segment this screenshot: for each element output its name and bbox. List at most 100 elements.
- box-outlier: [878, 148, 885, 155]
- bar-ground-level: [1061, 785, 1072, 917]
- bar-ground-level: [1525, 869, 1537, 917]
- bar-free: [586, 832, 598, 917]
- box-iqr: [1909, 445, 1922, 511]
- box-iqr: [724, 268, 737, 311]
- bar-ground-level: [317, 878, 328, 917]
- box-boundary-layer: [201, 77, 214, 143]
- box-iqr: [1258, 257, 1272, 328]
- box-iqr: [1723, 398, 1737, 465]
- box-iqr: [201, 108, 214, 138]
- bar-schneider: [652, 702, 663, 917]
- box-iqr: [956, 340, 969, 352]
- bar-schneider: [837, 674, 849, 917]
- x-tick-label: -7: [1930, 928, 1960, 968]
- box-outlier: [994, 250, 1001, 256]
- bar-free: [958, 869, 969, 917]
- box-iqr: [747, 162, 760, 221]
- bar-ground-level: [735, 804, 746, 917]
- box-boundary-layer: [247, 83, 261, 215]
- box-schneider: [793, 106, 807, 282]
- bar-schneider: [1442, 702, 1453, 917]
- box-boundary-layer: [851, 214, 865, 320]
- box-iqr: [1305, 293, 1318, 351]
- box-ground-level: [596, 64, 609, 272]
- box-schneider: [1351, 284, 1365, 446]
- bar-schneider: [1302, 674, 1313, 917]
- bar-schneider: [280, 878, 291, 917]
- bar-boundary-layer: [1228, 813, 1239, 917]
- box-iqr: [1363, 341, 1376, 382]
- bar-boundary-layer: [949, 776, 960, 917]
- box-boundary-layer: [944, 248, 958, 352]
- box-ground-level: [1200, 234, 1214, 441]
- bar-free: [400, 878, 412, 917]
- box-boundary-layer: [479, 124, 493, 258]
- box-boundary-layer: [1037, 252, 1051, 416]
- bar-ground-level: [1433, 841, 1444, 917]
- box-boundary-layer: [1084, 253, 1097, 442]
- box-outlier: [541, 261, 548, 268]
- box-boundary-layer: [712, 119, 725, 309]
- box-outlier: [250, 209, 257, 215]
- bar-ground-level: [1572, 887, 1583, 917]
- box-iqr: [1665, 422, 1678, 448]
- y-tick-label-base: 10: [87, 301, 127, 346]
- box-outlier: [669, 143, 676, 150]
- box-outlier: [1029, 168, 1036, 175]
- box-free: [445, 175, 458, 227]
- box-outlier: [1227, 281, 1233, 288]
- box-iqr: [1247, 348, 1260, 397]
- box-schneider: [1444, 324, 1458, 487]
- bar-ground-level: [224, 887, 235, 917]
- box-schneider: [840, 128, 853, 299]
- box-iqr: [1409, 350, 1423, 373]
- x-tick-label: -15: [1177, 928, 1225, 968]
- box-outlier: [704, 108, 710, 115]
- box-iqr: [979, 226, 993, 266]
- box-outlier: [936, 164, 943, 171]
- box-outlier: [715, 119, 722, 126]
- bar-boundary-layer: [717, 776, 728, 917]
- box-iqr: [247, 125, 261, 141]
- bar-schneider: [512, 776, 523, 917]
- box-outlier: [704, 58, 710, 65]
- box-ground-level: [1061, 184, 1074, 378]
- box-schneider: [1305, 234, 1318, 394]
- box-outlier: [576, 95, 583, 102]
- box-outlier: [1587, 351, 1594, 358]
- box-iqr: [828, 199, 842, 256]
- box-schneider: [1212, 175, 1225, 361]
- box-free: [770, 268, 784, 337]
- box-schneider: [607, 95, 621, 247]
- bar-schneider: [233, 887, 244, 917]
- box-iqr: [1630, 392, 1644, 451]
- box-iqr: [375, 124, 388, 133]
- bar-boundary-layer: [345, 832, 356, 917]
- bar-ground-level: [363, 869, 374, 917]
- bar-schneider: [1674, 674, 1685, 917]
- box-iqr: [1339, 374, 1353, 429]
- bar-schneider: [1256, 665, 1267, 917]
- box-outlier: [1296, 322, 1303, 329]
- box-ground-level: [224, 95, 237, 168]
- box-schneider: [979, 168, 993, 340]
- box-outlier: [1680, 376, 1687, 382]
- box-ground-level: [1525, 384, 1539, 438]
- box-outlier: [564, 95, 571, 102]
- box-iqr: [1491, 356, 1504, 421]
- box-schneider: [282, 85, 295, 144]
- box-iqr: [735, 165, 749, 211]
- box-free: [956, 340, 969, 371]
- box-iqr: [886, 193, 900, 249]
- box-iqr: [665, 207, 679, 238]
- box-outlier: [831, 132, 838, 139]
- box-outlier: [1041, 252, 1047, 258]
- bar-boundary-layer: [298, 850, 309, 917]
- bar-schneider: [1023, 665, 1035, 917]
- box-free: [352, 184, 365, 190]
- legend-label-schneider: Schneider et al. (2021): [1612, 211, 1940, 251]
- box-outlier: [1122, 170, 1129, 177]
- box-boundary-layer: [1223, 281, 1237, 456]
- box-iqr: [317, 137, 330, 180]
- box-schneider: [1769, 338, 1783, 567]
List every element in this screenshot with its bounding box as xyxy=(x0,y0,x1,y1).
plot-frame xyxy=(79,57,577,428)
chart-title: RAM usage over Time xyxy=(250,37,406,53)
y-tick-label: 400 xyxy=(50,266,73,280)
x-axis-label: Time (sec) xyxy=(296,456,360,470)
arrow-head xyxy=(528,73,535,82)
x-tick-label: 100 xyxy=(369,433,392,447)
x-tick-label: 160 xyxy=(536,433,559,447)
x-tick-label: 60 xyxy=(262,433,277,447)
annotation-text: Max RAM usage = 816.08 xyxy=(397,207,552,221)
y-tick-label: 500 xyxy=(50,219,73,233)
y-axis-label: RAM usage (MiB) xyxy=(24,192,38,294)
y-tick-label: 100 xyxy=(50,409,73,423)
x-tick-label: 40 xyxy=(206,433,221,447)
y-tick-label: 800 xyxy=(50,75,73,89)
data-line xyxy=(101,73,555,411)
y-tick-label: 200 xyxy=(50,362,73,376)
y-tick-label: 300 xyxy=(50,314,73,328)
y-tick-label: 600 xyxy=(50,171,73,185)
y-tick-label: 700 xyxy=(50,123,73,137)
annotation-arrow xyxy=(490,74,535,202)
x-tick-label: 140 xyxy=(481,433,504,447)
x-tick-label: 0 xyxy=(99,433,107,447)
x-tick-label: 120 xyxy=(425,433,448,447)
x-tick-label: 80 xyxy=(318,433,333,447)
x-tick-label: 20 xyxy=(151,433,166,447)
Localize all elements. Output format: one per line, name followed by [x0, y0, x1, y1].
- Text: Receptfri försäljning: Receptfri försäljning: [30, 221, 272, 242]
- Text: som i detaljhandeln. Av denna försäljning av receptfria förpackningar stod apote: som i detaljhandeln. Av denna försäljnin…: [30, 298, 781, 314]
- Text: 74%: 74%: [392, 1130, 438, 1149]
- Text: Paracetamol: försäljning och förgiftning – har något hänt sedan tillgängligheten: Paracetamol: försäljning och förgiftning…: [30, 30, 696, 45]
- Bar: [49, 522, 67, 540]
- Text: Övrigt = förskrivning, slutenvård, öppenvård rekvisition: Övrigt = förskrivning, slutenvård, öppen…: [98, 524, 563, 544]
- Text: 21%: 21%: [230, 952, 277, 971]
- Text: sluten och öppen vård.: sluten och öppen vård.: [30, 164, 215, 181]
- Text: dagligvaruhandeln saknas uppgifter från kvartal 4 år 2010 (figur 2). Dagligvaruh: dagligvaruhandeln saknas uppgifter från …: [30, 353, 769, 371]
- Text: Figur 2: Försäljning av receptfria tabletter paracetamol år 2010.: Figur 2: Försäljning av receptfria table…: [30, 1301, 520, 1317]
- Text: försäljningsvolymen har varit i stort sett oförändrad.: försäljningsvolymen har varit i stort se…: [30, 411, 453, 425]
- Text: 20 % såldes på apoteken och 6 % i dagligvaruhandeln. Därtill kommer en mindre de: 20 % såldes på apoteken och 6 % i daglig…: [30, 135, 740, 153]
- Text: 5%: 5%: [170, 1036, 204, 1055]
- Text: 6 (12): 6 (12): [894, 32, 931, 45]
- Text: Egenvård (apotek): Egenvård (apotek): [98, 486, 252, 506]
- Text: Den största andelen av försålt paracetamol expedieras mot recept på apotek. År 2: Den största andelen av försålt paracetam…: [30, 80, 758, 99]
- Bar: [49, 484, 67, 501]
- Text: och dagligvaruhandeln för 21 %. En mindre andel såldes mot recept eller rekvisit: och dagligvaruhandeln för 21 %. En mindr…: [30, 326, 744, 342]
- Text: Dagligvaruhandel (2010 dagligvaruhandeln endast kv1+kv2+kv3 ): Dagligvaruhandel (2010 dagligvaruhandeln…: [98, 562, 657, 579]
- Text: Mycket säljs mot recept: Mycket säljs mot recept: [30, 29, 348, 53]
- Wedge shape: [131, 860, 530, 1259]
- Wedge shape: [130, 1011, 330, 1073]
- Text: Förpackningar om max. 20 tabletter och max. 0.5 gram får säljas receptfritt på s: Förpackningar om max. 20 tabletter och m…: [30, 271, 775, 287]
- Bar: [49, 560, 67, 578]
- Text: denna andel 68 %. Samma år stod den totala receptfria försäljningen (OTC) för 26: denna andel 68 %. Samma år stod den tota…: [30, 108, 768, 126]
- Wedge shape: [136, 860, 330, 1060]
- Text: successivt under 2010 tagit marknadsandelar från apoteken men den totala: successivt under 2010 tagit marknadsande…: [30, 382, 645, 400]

TASK DESCRIPTION: Copy, character for character, the stretch of the records from the start through the line containing "- bar-free: [586, 832, 598, 917]".

EXERCISE SOLUTION:
segment this screenshot: for each element output its name and bbox. List at most 100 elements.
- box-outlier: [878, 148, 885, 155]
- bar-ground-level: [1061, 785, 1072, 917]
- bar-ground-level: [1525, 869, 1537, 917]
- bar-free: [586, 832, 598, 917]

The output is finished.